> _LISTING_:
------

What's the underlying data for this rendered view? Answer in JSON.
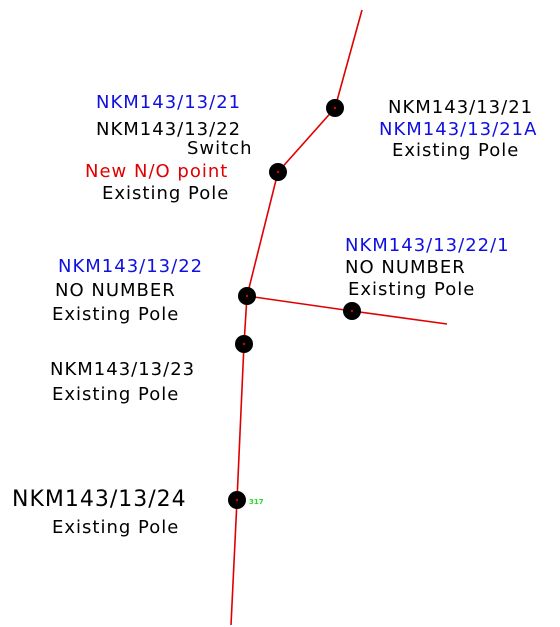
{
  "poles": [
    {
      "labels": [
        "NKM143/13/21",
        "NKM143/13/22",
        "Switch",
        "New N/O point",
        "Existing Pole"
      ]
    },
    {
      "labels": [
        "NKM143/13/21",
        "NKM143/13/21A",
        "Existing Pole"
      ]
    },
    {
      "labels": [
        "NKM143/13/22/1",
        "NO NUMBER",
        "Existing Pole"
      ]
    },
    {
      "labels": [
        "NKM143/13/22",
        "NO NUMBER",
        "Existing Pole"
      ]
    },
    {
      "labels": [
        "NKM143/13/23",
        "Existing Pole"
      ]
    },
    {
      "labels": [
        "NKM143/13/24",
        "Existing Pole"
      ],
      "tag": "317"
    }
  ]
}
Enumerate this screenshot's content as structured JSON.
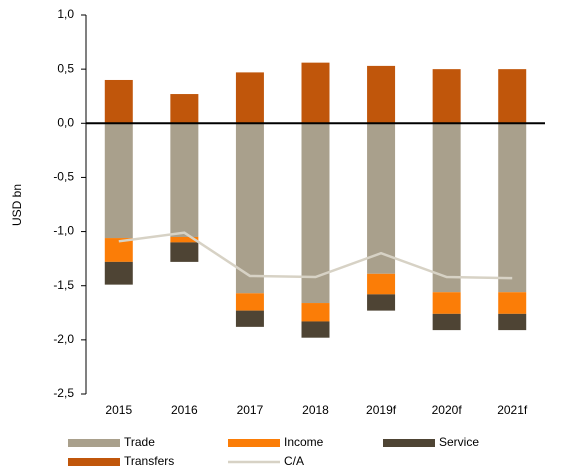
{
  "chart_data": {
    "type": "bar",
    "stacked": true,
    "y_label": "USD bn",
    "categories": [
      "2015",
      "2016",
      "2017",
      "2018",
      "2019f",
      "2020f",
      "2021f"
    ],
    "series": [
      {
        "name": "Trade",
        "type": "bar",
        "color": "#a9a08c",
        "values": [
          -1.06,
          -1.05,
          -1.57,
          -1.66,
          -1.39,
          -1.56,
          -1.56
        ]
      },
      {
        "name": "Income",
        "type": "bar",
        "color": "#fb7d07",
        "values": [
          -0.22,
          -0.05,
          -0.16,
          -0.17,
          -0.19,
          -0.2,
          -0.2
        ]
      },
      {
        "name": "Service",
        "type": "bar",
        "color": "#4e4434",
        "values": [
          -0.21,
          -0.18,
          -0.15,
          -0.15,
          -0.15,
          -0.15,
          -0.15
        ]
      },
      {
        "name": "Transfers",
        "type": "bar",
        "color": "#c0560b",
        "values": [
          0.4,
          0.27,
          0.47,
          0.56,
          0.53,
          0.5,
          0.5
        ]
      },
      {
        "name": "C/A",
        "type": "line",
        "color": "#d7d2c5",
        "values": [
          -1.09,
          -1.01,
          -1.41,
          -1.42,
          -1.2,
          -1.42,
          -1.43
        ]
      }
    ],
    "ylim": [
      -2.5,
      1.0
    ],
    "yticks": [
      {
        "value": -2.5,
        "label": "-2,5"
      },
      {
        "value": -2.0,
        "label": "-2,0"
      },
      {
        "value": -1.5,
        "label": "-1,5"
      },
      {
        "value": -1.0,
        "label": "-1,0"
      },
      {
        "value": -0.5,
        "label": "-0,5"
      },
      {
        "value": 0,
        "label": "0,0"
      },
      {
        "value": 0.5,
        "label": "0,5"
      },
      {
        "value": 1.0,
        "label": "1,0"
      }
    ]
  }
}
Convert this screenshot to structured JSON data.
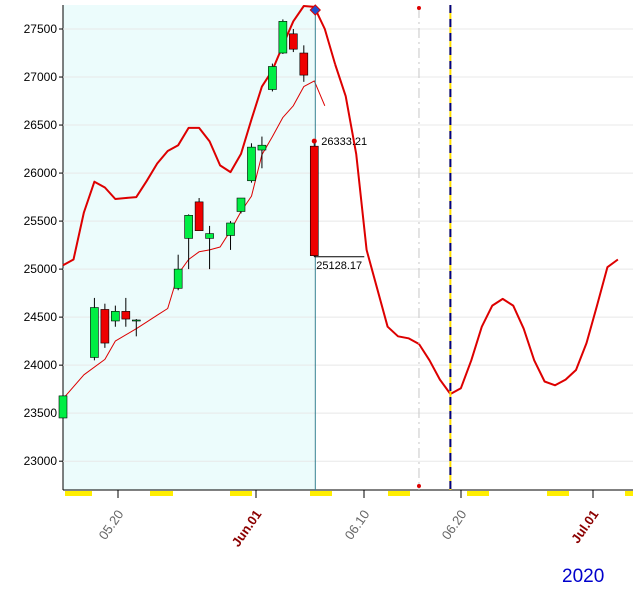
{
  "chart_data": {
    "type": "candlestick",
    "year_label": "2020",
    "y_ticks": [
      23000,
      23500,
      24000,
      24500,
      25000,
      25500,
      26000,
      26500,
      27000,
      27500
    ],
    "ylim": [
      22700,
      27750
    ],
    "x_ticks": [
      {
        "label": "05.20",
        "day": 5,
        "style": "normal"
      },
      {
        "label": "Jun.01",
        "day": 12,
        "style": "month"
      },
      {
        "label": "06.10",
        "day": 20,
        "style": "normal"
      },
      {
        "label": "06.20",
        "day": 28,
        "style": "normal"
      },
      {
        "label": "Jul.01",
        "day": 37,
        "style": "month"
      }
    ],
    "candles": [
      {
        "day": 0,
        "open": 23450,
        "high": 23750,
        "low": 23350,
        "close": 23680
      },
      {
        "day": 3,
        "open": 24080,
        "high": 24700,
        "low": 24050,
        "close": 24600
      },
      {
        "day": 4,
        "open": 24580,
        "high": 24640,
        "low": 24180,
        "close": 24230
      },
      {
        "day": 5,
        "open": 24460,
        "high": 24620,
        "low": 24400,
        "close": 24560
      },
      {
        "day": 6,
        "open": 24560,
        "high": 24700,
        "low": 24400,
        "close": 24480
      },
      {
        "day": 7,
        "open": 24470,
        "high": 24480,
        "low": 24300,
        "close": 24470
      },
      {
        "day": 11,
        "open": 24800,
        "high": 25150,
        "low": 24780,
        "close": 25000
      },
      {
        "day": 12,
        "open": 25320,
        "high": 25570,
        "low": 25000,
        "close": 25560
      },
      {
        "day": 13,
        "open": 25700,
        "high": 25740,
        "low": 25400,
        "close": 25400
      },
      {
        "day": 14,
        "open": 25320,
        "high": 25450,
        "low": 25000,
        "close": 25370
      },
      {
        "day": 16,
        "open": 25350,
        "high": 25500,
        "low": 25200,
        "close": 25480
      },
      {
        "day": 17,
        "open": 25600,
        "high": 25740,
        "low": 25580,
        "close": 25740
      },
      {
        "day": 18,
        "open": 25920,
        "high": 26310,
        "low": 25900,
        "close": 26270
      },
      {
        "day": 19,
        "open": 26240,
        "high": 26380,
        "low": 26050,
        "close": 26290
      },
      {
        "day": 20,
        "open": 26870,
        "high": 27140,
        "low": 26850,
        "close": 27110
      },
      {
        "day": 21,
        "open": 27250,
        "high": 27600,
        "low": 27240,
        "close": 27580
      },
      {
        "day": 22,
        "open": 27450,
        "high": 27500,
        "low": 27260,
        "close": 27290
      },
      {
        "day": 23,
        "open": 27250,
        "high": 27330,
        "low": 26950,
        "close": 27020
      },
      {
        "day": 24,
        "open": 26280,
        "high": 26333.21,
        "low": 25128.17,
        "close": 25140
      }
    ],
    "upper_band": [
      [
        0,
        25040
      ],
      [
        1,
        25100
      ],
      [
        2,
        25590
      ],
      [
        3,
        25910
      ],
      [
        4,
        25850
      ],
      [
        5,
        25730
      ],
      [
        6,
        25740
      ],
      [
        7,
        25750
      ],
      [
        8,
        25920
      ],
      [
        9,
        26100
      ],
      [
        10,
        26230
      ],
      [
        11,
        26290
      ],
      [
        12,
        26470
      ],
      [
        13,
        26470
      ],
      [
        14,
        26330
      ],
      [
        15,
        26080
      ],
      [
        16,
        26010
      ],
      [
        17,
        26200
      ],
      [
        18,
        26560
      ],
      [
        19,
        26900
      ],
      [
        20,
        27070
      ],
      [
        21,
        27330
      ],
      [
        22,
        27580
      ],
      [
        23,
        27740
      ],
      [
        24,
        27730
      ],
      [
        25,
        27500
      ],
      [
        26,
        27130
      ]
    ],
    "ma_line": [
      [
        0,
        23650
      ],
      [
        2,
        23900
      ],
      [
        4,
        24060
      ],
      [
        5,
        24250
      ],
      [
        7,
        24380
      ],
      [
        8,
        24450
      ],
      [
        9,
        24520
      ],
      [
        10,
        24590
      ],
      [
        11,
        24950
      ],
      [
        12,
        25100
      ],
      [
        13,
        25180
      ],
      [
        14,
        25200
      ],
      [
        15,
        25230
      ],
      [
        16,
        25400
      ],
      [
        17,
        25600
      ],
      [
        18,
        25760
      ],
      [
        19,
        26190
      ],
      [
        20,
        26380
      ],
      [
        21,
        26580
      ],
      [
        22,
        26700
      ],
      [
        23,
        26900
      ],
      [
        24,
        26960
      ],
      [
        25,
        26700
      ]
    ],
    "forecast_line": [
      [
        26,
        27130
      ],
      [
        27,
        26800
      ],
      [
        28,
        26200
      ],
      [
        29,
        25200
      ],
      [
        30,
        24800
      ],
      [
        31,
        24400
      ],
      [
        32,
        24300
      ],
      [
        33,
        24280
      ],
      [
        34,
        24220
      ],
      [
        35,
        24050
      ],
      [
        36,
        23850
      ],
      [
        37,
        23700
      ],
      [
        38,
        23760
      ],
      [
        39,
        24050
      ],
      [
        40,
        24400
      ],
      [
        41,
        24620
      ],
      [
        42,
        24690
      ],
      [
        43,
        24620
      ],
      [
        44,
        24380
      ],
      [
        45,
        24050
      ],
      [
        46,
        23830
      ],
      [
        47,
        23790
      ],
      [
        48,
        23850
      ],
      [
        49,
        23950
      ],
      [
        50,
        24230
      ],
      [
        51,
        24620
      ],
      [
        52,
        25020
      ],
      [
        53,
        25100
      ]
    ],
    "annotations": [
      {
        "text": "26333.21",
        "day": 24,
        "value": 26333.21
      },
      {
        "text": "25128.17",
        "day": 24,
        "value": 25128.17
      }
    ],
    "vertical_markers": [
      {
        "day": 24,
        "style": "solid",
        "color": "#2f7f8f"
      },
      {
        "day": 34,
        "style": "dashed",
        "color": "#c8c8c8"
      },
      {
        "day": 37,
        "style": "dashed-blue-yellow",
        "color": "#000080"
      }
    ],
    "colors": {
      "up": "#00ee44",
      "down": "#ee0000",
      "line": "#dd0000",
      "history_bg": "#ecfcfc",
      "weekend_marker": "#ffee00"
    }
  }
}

------

> _WRITTEN EXERCISE_: How many lines of the listing above include the word "structured"? Reply with the number alone.

> _WORKED ANSWER_: 2